**WHAT TO WORK ON**
Pictures do not belong in the copy. Return all of the entries exactly.

----------

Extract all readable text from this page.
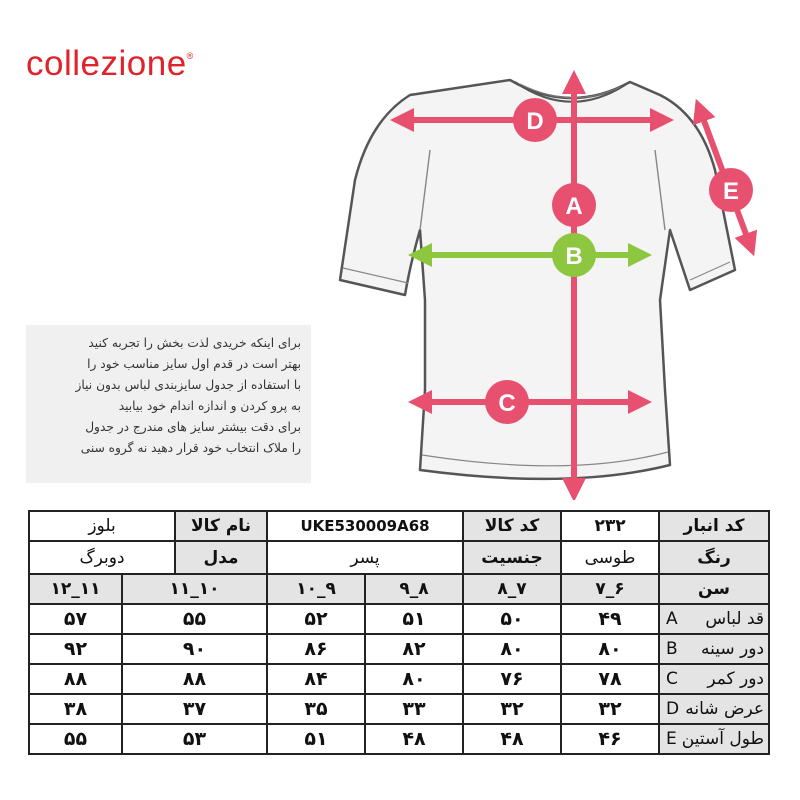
collezione®
D
A
B
C
E

برای اینکه خریدی لذت بخش را تجربه کنید

بهتر است در قدم اول سایز مناسب خود را

با استفاده از جدول سایزبندی لباس بدون نیاز

به پرو کردن و اندازه اندام خود بیابید

برای دقت بیشتر سایز های مندرج در جدول

را ملاک انتخاب خود قرار دهید نه گروه سنی

بلوز		نام کالا	UKE530009A68		کد کالا	۲۳۲	کد انبار
دوبرگ		مدل	پسر		جنسیت	طوسی	رنگ
۱۱_۱۲	۱۰_۱۱		۹_۱۰	۸_۹	۷_۸	۶_۷	سن
۵۷	۵۵		۵۲	۵۱	۵۰	۴۹	قد لباس
A

۹۲	۹۰		۸۶	۸۲	۸۰	۸۰	دور سینه
B

۸۸	۸۸		۸۴	۸۰	۷۶	۷۸	دور کمر
C

۳۸	۳۷		۳۵	۳۳	۳۲	۳۲	عرض شانه
D

۵۵	۵۳		۵۱	۴۸	۴۸	۴۶	طول آستین
E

----------

**WORKED SOLUTION**
Extract all readable text from this page.
collezione®
D
A
B
C
E

برای اینکه خریدی لذت بخش را تجربه کنید

بهتر است در قدم اول سایز مناسب خود را

با استفاده از جدول سایزبندی لباس بدون نیاز

به پرو کردن و اندازه اندام خود بیابید

برای دقت بیشتر سایز های مندرج در جدول

را ملاک انتخاب خود قرار دهید نه گروه سنی

بلوز		نام کالا	UKE530009A68		کد کالا	۲۳۲	کد انبار
دوبرگ		مدل	پسر		جنسیت	طوسی	رنگ
۱۱_۱۲	۱۰_۱۱		۹_۱۰	۸_۹	۷_۸	۶_۷	سن
۵۷	۵۵		۵۲	۵۱	۵۰	۴۹	قد لباس
A

۹۲	۹۰		۸۶	۸۲	۸۰	۸۰	دور سینه
B

۸۸	۸۸		۸۴	۸۰	۷۶	۷۸	دور کمر
C

۳۸	۳۷		۳۵	۳۳	۳۲	۳۲	عرض شانه
D

۵۵	۵۳		۵۱	۴۸	۴۸	۴۶	طول آستین
E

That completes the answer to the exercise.